◆ Exercise aim: Identify and copy all lines of the material where the string "Contact" is found.

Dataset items

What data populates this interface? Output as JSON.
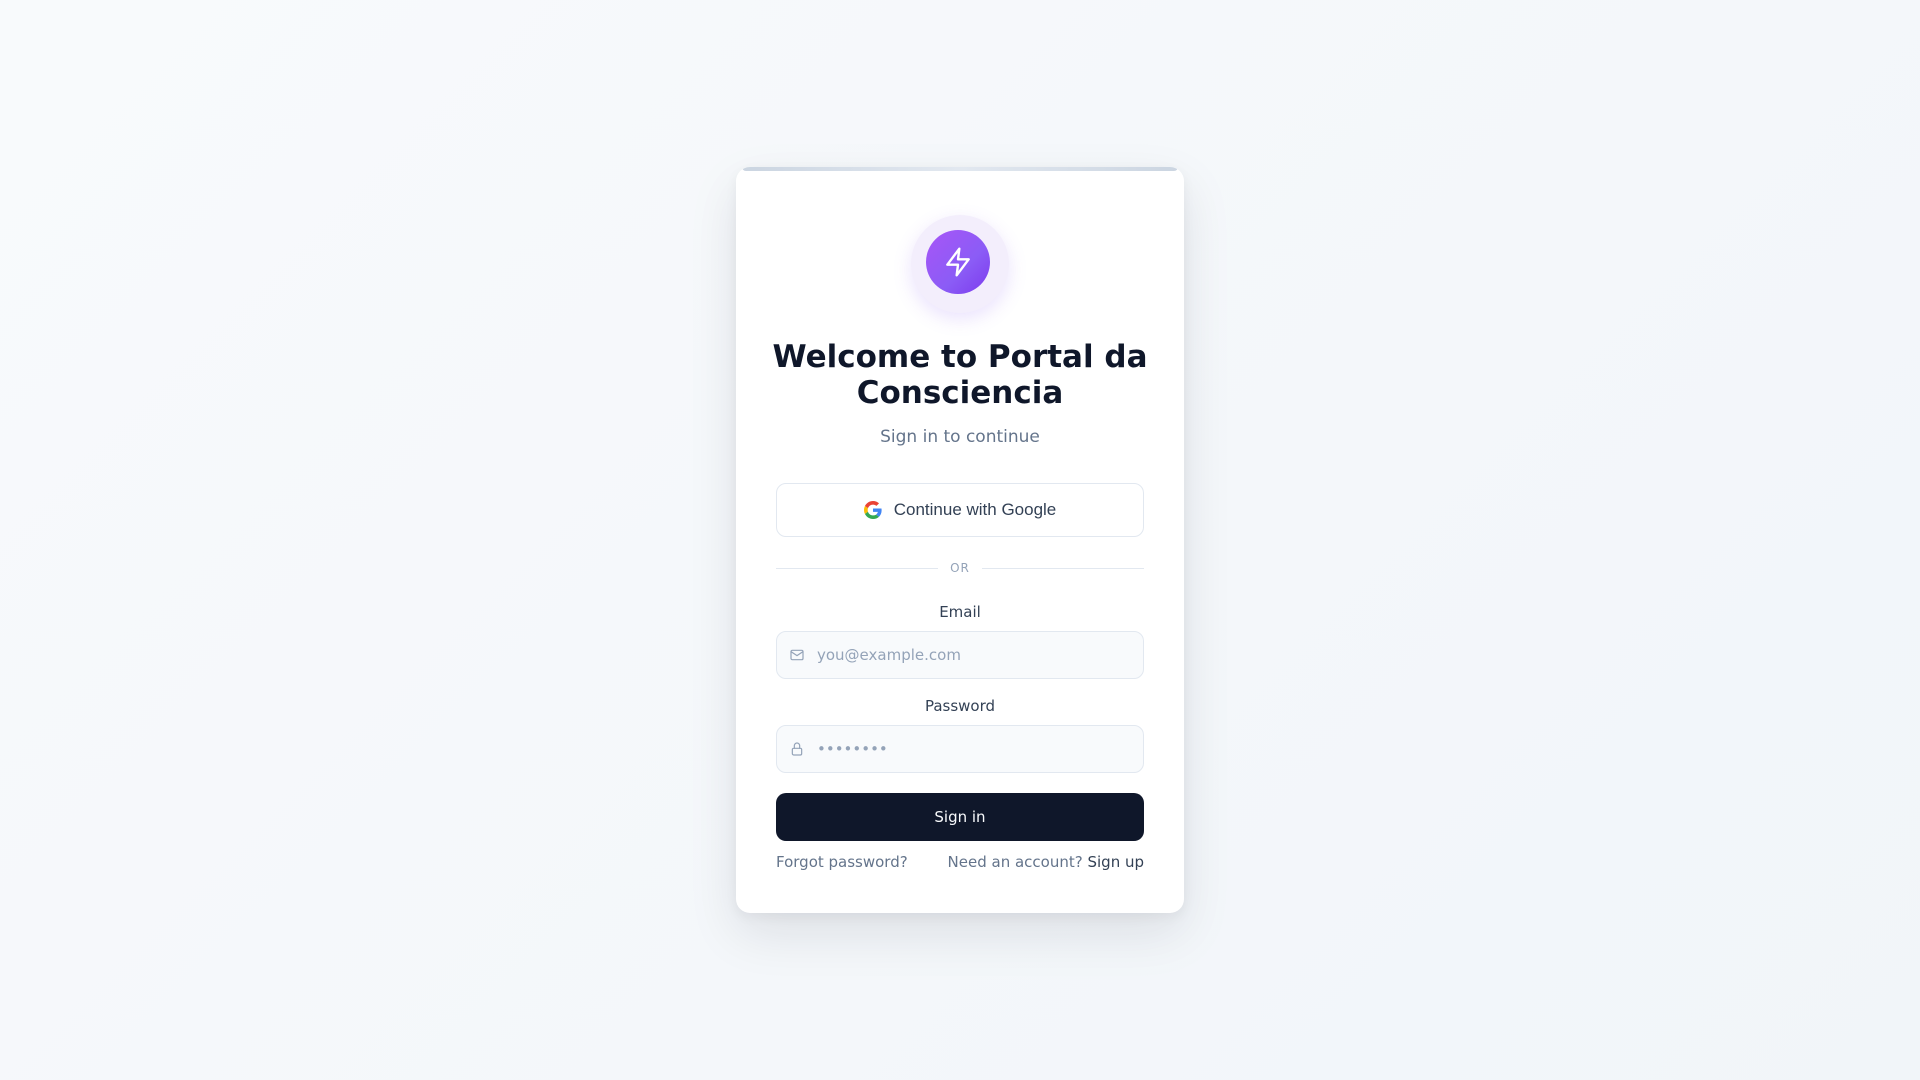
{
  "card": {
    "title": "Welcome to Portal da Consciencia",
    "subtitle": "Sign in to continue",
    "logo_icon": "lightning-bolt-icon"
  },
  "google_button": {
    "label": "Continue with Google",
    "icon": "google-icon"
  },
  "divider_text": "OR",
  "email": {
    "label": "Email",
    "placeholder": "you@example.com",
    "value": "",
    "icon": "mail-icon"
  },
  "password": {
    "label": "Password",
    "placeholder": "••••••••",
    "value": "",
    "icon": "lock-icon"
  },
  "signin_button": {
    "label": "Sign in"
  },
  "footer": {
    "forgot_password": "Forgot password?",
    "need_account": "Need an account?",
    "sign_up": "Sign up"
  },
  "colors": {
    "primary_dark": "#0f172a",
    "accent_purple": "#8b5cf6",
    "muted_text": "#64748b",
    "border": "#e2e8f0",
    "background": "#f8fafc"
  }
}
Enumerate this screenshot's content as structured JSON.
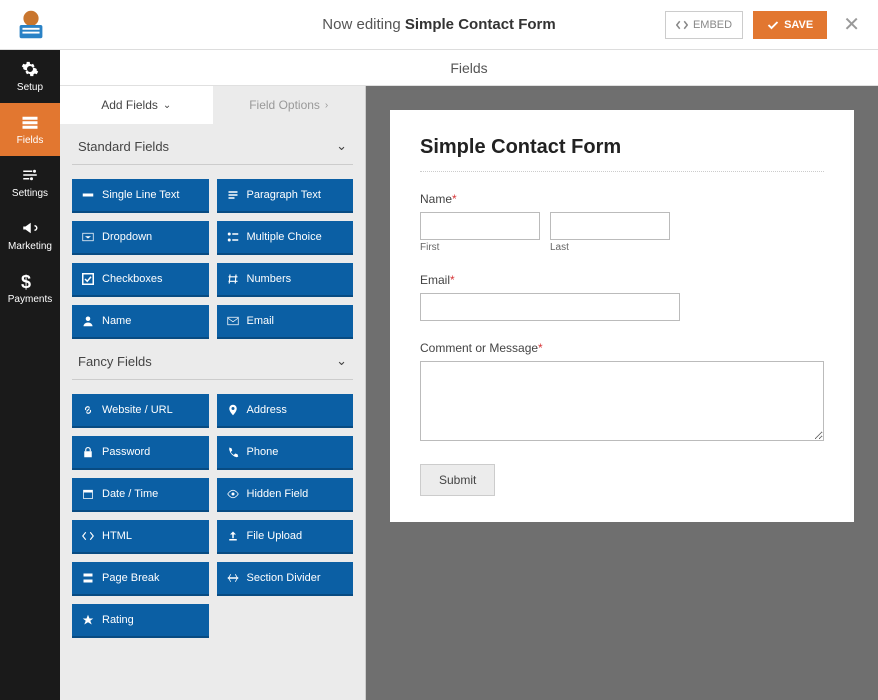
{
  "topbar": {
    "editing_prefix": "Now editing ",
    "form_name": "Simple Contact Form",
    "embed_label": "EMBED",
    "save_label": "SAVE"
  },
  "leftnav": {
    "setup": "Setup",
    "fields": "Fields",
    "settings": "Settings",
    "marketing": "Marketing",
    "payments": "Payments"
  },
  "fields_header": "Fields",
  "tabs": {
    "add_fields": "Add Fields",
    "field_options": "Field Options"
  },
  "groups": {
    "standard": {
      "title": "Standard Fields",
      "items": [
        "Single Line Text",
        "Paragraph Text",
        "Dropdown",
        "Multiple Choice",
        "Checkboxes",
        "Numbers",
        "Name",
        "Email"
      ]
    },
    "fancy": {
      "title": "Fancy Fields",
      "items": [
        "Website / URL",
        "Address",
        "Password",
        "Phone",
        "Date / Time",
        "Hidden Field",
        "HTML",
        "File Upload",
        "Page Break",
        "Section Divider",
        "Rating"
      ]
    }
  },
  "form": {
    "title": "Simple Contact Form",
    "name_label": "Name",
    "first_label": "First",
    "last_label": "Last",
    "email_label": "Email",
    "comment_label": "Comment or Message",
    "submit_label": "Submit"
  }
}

◆ Task output:
    "form_name": "Simple Contact Form",
    "title": "Simple Contact Form",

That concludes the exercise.